Copy the material that follows word for word and omit its pictures.

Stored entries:
* * * *

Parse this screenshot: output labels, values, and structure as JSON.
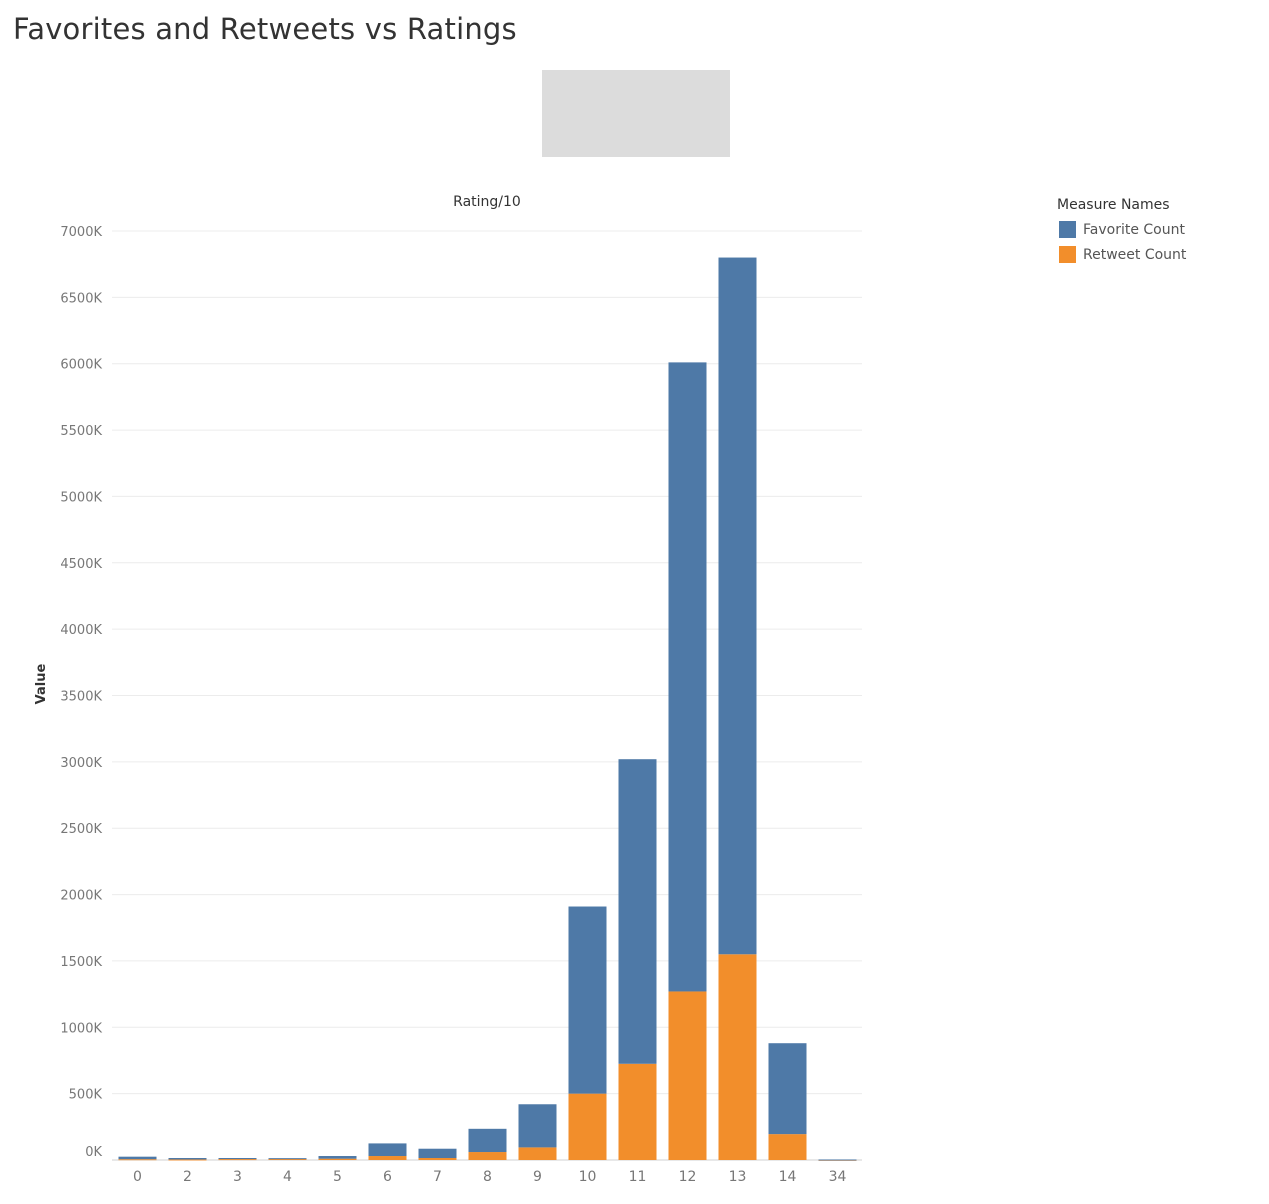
{
  "page": {
    "title": "Favorites and Retweets vs Ratings"
  },
  "legend": {
    "title": "Measure Names",
    "items": [
      {
        "label": "Favorite Count",
        "color": "#4e79a7"
      },
      {
        "label": "Retweet Count",
        "color": "#f28e2b"
      }
    ]
  },
  "chart_data": {
    "type": "bar",
    "stacked": true,
    "title": "Favorites and Retweets vs Ratings",
    "column_header": "Rating/10",
    "xlabel": "",
    "ylabel": "Value",
    "ylim": [
      0,
      7000000
    ],
    "y_ticks": [
      0,
      500000,
      1000000,
      1500000,
      2000000,
      2500000,
      3000000,
      3500000,
      4000000,
      4500000,
      5000000,
      5500000,
      6000000,
      6500000,
      7000000
    ],
    "y_tick_labels": [
      "0K",
      "500K",
      "1000K",
      "1500K",
      "2000K",
      "2500K",
      "3000K",
      "3500K",
      "4000K",
      "4500K",
      "5000K",
      "5500K",
      "6000K",
      "6500K",
      "7000K"
    ],
    "categories": [
      "0",
      "2",
      "3",
      "4",
      "5",
      "6",
      "7",
      "8",
      "9",
      "10",
      "11",
      "12",
      "13",
      "14",
      "34"
    ],
    "series": [
      {
        "name": "Retweet Count",
        "color": "#f28e2b",
        "values": [
          6000,
          4000,
          7000,
          8000,
          10000,
          30000,
          15000,
          60000,
          95000,
          500000,
          725000,
          1270000,
          1550000,
          195000,
          1500
        ]
      },
      {
        "name": "Favorite Count",
        "color": "#4e79a7",
        "values": [
          19000,
          11000,
          8000,
          6000,
          20000,
          95000,
          70000,
          175000,
          325000,
          1410000,
          2295000,
          4740000,
          5250000,
          685000,
          2500
        ]
      }
    ],
    "grid": true,
    "legend_position": "top-right"
  }
}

* * * *

Finished answer:
Parse this screenshot: output labels, values, and structure as JSON.
{
  "page": {
    "title": "Favorites and Retweets vs Ratings"
  },
  "legend": {
    "title": "Measure Names",
    "items": [
      {
        "label": "Favorite Count",
        "color": "#4e79a7"
      },
      {
        "label": "Retweet Count",
        "color": "#f28e2b"
      }
    ]
  },
  "chart_data": {
    "type": "bar",
    "stacked": true,
    "title": "Favorites and Retweets vs Ratings",
    "column_header": "Rating/10",
    "xlabel": "",
    "ylabel": "Value",
    "ylim": [
      0,
      7000000
    ],
    "y_ticks": [
      0,
      500000,
      1000000,
      1500000,
      2000000,
      2500000,
      3000000,
      3500000,
      4000000,
      4500000,
      5000000,
      5500000,
      6000000,
      6500000,
      7000000
    ],
    "y_tick_labels": [
      "0K",
      "500K",
      "1000K",
      "1500K",
      "2000K",
      "2500K",
      "3000K",
      "3500K",
      "4000K",
      "4500K",
      "5000K",
      "5500K",
      "6000K",
      "6500K",
      "7000K"
    ],
    "categories": [
      "0",
      "2",
      "3",
      "4",
      "5",
      "6",
      "7",
      "8",
      "9",
      "10",
      "11",
      "12",
      "13",
      "14",
      "34"
    ],
    "series": [
      {
        "name": "Retweet Count",
        "color": "#f28e2b",
        "values": [
          6000,
          4000,
          7000,
          8000,
          10000,
          30000,
          15000,
          60000,
          95000,
          500000,
          725000,
          1270000,
          1550000,
          195000,
          1500
        ]
      },
      {
        "name": "Favorite Count",
        "color": "#4e79a7",
        "values": [
          19000,
          11000,
          8000,
          6000,
          20000,
          95000,
          70000,
          175000,
          325000,
          1410000,
          2295000,
          4740000,
          5250000,
          685000,
          2500
        ]
      }
    ],
    "grid": true,
    "legend_position": "top-right"
  }
}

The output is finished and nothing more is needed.